[Dataset items]
-*-
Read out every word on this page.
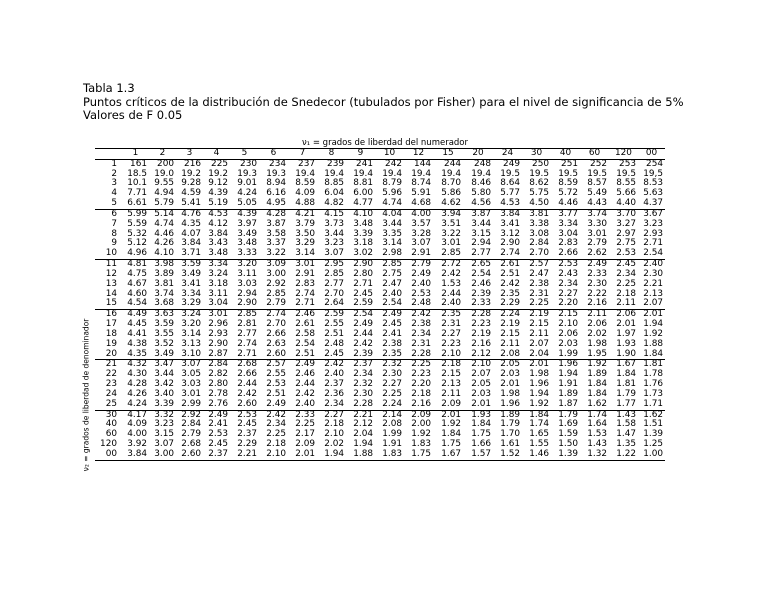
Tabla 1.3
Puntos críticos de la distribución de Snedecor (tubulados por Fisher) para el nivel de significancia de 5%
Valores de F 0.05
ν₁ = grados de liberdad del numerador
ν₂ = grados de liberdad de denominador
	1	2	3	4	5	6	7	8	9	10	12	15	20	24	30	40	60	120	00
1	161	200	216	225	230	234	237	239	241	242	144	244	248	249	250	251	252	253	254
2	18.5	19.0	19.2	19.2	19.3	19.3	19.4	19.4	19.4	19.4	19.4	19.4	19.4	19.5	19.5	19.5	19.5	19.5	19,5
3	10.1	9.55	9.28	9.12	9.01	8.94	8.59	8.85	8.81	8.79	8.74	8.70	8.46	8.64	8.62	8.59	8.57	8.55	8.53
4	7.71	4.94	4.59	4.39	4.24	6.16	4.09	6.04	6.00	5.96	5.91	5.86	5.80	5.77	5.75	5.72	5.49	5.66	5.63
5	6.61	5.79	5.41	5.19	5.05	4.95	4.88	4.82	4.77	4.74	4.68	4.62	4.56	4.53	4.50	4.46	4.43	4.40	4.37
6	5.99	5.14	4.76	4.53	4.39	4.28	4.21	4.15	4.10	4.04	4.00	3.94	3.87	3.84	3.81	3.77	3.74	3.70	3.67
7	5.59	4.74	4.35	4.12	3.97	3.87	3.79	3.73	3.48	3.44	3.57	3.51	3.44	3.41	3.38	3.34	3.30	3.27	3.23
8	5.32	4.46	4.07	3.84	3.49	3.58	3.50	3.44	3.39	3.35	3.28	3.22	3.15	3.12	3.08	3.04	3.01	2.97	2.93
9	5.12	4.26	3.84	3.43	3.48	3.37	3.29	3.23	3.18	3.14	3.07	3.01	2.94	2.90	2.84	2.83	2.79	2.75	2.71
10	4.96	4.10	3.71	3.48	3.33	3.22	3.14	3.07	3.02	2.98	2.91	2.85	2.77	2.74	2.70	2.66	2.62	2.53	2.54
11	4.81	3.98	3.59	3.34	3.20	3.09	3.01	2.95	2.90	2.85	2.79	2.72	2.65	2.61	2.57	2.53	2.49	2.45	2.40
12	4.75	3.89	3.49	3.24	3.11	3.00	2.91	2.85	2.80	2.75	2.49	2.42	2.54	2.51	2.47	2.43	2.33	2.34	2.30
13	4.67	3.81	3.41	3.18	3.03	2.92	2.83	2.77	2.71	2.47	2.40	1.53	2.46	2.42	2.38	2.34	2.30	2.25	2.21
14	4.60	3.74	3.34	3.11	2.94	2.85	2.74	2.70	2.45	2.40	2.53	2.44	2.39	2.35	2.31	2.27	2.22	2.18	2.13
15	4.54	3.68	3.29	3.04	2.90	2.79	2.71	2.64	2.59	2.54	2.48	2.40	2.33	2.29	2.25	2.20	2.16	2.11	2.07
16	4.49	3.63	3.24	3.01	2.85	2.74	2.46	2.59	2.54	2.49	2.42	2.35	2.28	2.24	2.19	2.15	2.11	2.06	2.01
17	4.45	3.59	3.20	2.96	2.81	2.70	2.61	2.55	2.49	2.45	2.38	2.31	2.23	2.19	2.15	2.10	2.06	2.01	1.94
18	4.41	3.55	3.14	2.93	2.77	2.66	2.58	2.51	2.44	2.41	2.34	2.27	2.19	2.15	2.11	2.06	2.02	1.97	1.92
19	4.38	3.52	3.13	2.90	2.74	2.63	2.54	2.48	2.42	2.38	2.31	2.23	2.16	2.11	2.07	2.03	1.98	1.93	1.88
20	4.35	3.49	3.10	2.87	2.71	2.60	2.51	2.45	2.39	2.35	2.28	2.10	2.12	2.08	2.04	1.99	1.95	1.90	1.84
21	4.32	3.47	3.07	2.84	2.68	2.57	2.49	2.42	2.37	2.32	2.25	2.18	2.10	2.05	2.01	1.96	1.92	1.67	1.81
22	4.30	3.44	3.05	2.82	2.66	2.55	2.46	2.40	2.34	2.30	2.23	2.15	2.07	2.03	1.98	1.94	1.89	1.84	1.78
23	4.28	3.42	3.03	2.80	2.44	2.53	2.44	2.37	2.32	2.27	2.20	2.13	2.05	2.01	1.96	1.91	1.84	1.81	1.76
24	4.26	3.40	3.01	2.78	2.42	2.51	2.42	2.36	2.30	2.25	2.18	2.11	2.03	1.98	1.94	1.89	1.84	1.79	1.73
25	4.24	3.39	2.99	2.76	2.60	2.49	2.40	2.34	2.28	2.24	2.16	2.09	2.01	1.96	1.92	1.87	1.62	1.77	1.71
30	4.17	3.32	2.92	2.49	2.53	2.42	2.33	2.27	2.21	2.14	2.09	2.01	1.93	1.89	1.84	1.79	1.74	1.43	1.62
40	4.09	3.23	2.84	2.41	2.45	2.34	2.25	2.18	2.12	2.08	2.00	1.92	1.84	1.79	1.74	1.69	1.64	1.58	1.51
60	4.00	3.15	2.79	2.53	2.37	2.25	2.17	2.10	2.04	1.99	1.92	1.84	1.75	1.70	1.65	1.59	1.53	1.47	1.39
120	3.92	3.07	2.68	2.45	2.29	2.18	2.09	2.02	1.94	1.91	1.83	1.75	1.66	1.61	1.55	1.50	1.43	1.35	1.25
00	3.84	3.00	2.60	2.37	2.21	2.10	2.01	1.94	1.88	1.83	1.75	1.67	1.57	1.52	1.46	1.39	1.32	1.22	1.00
-*-
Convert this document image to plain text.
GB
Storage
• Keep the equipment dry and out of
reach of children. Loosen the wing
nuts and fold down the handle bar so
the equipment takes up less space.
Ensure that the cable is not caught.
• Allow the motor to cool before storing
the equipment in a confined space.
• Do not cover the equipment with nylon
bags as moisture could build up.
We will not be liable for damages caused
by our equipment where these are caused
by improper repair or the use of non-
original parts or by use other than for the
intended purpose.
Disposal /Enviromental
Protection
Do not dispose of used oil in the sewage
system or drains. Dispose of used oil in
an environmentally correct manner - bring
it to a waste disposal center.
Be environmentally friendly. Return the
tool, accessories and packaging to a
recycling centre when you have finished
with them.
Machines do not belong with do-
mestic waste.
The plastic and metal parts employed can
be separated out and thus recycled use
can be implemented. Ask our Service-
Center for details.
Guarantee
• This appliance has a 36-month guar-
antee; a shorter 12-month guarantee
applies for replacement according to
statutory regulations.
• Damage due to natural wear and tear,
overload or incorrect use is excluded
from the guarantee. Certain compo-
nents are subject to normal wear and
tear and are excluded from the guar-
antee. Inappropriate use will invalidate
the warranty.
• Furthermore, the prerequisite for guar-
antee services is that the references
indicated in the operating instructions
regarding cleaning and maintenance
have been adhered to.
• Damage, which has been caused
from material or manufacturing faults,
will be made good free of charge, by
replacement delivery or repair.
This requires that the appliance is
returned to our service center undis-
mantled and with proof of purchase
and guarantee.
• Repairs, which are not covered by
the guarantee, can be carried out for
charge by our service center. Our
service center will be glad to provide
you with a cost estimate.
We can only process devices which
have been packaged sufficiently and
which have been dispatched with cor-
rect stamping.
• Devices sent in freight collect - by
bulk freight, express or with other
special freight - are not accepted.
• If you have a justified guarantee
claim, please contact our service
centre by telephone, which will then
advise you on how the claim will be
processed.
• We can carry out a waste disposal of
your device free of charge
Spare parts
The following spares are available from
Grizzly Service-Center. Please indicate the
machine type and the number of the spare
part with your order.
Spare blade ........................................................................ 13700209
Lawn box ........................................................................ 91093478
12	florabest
-*-
■ **Exercise brief**
Search the records for the string "wear" and return every line in which it occurs.

■ **Finished task**
• Damage due to natural wear and tear,
nents are subject to normal wear and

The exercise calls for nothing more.